**GOAL**
Determine which lines contain the word "Результаты", then copy those lines.

**GIVEN RECORDS**
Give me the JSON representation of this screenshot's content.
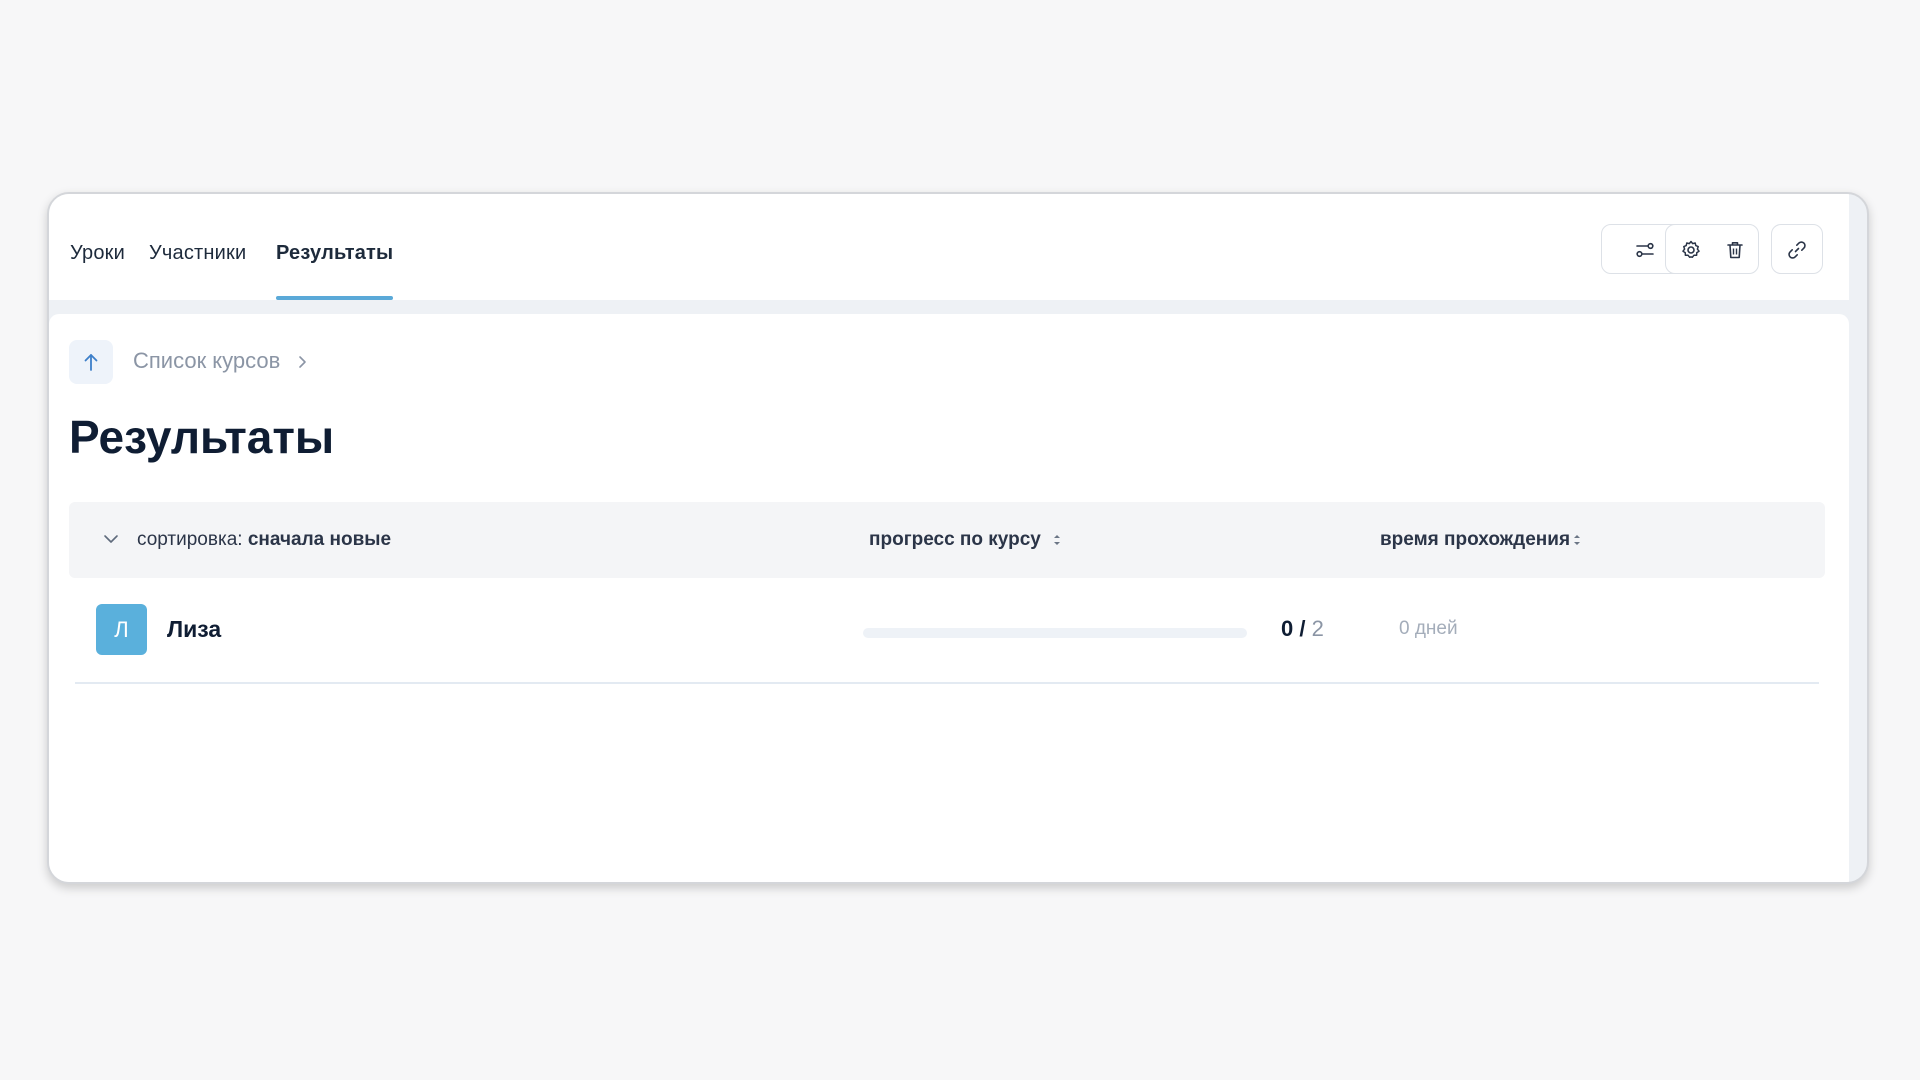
{
  "tabs": [
    {
      "label": "Уроки",
      "active": false
    },
    {
      "label": "Участники",
      "active": false
    },
    {
      "label": "Результаты",
      "active": true
    }
  ],
  "toolbar": {
    "icons": [
      "filter-settings-icon",
      "gear-icon",
      "trash-icon",
      "link-icon"
    ]
  },
  "breadcrumb": {
    "back_icon": "arrow-up-icon",
    "label": "Список курсов"
  },
  "page": {
    "title": "Результаты"
  },
  "table": {
    "sort_prefix": "сортировка:",
    "sort_value": "сначала новые",
    "columns": {
      "progress": "прогресс по курсу",
      "time": "время прохождения"
    },
    "rows": [
      {
        "avatar_letter": "Л",
        "name": "Лиза",
        "progress_done": "0",
        "progress_sep": " / ",
        "progress_total": "2",
        "progress_fraction": 0,
        "time": "0 дней"
      }
    ]
  },
  "colors": {
    "accent": "#5aa9d8",
    "avatar": "#5ab0dc",
    "title": "#0f1d33",
    "muted": "#8b95a5"
  }
}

**SOLUTION TO THE PROBLEM**
      "label": "Результаты",
    "title": "Результаты"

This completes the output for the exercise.